Stated problem:
Pull every line that holds the word "Arquivo" from the entries.

The data:
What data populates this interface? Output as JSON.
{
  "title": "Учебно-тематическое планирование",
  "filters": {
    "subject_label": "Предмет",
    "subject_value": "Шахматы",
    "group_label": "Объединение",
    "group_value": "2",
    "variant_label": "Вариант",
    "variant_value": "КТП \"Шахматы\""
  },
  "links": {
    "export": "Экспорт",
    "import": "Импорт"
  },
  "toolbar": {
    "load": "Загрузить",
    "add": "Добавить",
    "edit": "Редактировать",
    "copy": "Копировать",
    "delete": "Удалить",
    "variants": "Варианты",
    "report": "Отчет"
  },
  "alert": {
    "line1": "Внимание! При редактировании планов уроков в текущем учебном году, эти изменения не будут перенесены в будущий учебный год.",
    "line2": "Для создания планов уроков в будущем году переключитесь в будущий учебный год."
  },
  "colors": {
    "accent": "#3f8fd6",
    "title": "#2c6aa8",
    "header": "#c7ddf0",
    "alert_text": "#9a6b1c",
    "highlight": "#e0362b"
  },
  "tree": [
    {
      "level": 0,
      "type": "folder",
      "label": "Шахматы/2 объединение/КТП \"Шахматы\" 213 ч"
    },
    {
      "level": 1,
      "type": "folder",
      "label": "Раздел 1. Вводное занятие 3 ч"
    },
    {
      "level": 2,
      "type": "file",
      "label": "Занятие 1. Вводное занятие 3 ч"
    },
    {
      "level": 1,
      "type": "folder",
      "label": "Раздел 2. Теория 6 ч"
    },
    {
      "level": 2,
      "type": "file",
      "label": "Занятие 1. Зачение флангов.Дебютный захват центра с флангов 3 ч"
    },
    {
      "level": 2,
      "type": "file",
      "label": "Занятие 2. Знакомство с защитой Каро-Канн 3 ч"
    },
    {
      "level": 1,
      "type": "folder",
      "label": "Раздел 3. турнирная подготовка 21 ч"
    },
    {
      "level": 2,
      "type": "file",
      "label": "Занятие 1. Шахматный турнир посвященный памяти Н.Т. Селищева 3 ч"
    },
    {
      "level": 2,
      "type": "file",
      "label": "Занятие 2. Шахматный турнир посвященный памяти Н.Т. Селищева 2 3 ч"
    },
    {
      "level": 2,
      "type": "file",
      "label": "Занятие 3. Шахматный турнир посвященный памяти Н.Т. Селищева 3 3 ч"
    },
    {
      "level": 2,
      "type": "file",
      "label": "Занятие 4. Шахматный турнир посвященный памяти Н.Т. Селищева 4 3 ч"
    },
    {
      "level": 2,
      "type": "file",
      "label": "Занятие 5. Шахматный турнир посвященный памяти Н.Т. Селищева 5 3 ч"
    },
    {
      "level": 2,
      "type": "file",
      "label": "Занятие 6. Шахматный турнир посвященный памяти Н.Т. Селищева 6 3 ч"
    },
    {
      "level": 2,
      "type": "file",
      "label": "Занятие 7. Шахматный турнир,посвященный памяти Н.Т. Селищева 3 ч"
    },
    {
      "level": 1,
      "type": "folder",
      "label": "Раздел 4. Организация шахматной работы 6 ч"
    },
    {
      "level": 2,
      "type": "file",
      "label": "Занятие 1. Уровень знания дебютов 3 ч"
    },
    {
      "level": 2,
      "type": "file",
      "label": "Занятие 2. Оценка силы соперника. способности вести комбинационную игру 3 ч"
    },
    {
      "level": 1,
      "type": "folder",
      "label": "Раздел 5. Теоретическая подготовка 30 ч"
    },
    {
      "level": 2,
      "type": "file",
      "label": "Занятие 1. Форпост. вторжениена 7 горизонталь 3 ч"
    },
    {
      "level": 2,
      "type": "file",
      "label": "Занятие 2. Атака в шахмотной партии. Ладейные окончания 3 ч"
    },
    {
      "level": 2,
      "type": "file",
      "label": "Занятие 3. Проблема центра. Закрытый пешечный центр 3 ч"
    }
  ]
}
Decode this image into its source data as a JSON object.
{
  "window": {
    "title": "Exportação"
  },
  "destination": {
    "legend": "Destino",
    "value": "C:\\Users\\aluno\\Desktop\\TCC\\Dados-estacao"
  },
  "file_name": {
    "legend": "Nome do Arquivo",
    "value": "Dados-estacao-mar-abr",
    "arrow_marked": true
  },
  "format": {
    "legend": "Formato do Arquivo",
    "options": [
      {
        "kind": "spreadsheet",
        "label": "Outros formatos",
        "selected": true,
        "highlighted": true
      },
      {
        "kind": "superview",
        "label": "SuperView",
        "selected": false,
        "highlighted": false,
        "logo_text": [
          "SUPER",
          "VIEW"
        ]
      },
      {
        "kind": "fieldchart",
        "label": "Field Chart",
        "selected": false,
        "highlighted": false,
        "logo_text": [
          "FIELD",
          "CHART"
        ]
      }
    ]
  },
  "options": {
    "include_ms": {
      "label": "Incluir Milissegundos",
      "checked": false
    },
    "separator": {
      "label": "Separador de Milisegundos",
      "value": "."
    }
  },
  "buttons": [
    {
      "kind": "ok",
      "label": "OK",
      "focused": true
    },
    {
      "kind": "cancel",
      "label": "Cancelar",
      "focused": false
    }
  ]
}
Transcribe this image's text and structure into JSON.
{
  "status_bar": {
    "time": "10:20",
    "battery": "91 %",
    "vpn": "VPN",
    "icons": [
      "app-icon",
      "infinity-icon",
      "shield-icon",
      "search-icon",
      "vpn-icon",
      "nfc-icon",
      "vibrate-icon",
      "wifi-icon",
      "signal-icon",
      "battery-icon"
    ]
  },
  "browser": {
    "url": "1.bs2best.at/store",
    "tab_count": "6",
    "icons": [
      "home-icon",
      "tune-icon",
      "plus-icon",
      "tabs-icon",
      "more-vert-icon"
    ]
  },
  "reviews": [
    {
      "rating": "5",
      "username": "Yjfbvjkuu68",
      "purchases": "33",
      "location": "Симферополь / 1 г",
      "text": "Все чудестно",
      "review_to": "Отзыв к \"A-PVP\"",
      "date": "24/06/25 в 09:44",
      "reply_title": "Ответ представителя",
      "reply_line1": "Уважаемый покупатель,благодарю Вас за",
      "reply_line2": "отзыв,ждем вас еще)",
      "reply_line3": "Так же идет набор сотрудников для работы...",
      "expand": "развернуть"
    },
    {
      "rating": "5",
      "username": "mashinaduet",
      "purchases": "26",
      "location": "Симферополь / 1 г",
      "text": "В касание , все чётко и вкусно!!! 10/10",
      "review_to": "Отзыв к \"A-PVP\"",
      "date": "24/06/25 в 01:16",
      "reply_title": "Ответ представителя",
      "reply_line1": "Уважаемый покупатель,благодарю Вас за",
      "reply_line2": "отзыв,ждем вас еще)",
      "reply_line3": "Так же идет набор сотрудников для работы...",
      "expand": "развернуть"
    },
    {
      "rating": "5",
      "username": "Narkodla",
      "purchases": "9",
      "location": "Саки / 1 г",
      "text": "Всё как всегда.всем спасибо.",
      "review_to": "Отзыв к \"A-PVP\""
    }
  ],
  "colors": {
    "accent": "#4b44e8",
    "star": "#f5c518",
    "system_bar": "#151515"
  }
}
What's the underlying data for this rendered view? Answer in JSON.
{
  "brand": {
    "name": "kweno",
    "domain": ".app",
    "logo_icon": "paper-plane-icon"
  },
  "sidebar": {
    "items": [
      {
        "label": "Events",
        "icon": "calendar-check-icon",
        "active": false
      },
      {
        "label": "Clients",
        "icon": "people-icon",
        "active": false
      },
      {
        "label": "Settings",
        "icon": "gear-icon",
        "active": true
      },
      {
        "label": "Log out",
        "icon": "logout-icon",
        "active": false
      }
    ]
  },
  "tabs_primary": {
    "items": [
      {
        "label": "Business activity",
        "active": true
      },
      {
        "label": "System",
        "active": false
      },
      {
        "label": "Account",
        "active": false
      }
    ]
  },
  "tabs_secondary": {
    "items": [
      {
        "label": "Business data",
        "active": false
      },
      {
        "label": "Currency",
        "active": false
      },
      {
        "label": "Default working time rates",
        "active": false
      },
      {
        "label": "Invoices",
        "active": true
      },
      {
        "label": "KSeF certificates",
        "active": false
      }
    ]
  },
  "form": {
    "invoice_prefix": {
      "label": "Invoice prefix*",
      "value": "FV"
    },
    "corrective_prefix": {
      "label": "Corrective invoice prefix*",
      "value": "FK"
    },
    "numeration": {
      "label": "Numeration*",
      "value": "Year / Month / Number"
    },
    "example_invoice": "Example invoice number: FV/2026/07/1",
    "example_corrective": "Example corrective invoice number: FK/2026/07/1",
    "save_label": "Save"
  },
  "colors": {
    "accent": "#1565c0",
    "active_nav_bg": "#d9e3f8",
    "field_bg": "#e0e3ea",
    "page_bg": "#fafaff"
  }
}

Output of the exercise:
    "legend": "Nome do Arquivo",
    "legend": "Formato do Arquivo",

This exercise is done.